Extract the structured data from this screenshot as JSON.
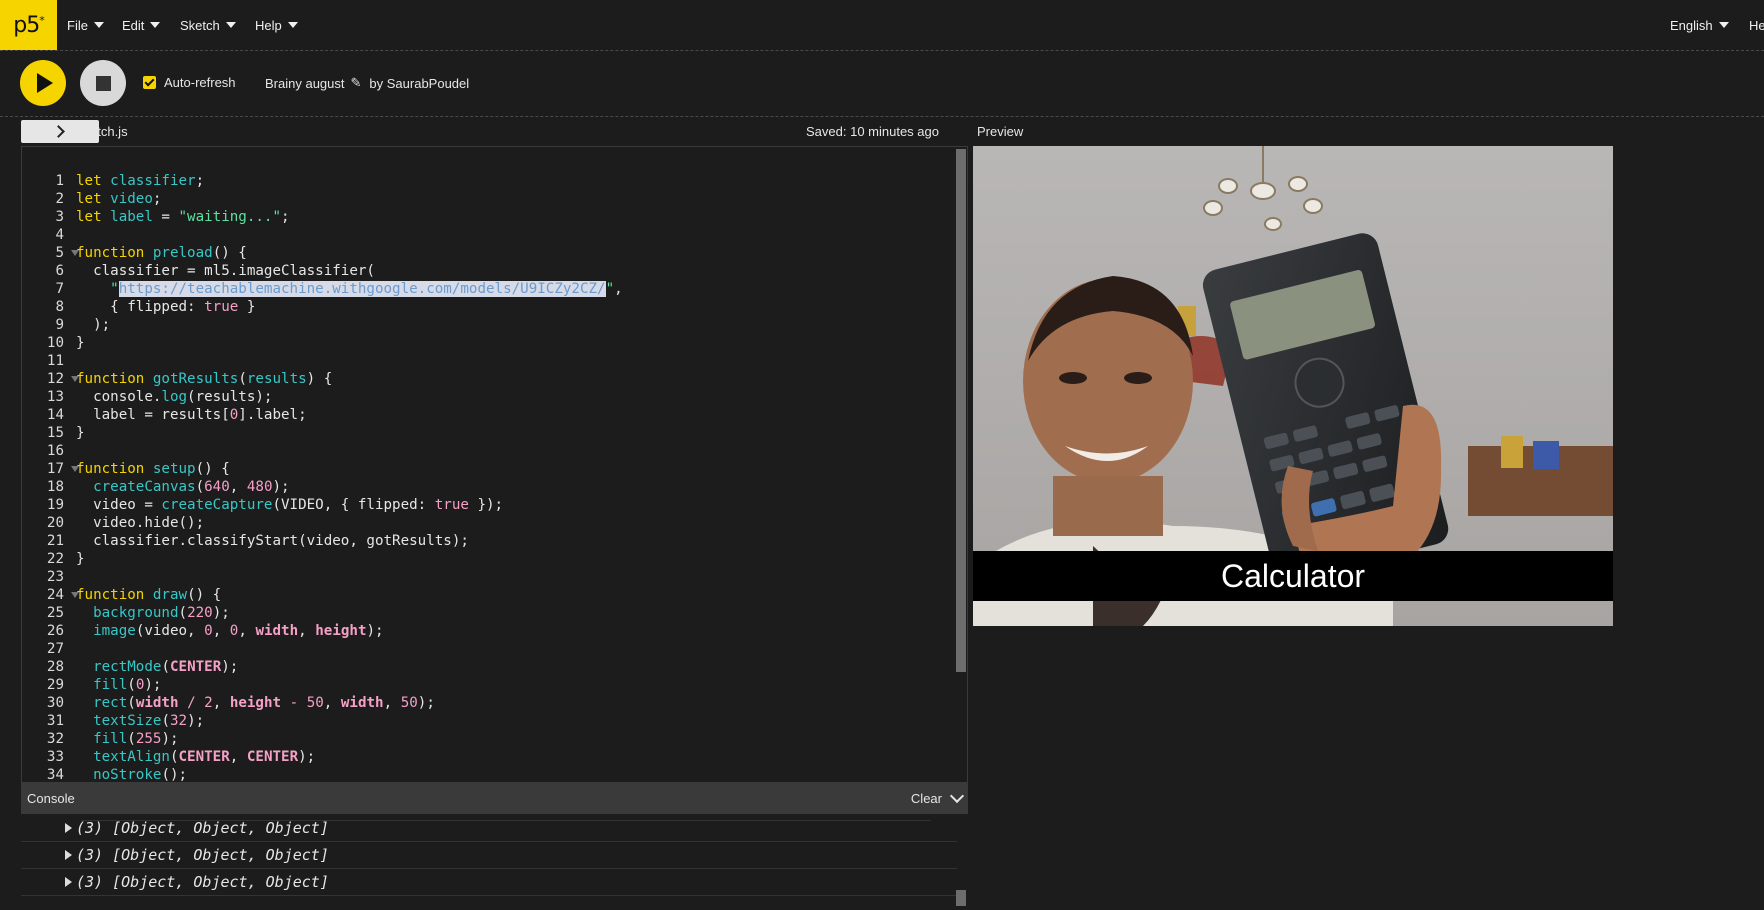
{
  "brand": {
    "logo": "p5"
  },
  "nav": {
    "menus": [
      {
        "label": "File"
      },
      {
        "label": "Edit"
      },
      {
        "label": "Sketch"
      },
      {
        "label": "Help"
      }
    ],
    "language": "English",
    "cut_right": "He"
  },
  "toolbar": {
    "autorefresh_label": "Auto-refresh",
    "autorefresh_checked": true,
    "project_name": "Brainy august",
    "author": "by SaurabPoudel"
  },
  "editor": {
    "filename": "sketch.js",
    "saved_status": "Saved: 10 minutes ago",
    "line_numbers": [
      "1",
      "2",
      "3",
      "4",
      "5",
      "6",
      "7",
      "8",
      "9",
      "10",
      "11",
      "12",
      "13",
      "14",
      "15",
      "16",
      "17",
      "18",
      "19",
      "20",
      "21",
      "22",
      "23",
      "24",
      "25",
      "26",
      "27",
      "28",
      "29",
      "30",
      "31",
      "32",
      "33",
      "34"
    ],
    "fold_lines": [
      5,
      12,
      17,
      24
    ]
  },
  "preview": {
    "title": "Preview",
    "classification_label": "Calculator"
  },
  "console": {
    "title": "Console",
    "clear_label": "Clear",
    "logs": [
      "(3) [Object, Object, Object]",
      "(3) [Object, Object, Object]",
      "(3) [Object, Object, Object]"
    ]
  },
  "colors": {
    "accent": "#f5d400",
    "background": "#1c1c1c",
    "console_bar": "#3a3a3a"
  }
}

* WRITTEN TASK
Your copy should hold every record word for word and none of the pictures.

* THE SOLUTION
Extract the structured data from this screenshot as JSON.
{
  "brand": {
    "logo": "p5"
  },
  "nav": {
    "menus": [
      {
        "label": "File"
      },
      {
        "label": "Edit"
      },
      {
        "label": "Sketch"
      },
      {
        "label": "Help"
      }
    ],
    "language": "English",
    "cut_right": "He"
  },
  "toolbar": {
    "autorefresh_label": "Auto-refresh",
    "autorefresh_checked": true,
    "project_name": "Brainy august",
    "author": "by SaurabPoudel"
  },
  "editor": {
    "filename": "sketch.js",
    "saved_status": "Saved: 10 minutes ago",
    "line_numbers": [
      "1",
      "2",
      "3",
      "4",
      "5",
      "6",
      "7",
      "8",
      "9",
      "10",
      "11",
      "12",
      "13",
      "14",
      "15",
      "16",
      "17",
      "18",
      "19",
      "20",
      "21",
      "22",
      "23",
      "24",
      "25",
      "26",
      "27",
      "28",
      "29",
      "30",
      "31",
      "32",
      "33",
      "34"
    ],
    "fold_lines": [
      5,
      12,
      17,
      24
    ]
  },
  "preview": {
    "title": "Preview",
    "classification_label": "Calculator"
  },
  "console": {
    "title": "Console",
    "clear_label": "Clear",
    "logs": [
      "(3) [Object, Object, Object]",
      "(3) [Object, Object, Object]",
      "(3) [Object, Object, Object]"
    ]
  },
  "colors": {
    "accent": "#f5d400",
    "background": "#1c1c1c",
    "console_bar": "#3a3a3a"
  }
}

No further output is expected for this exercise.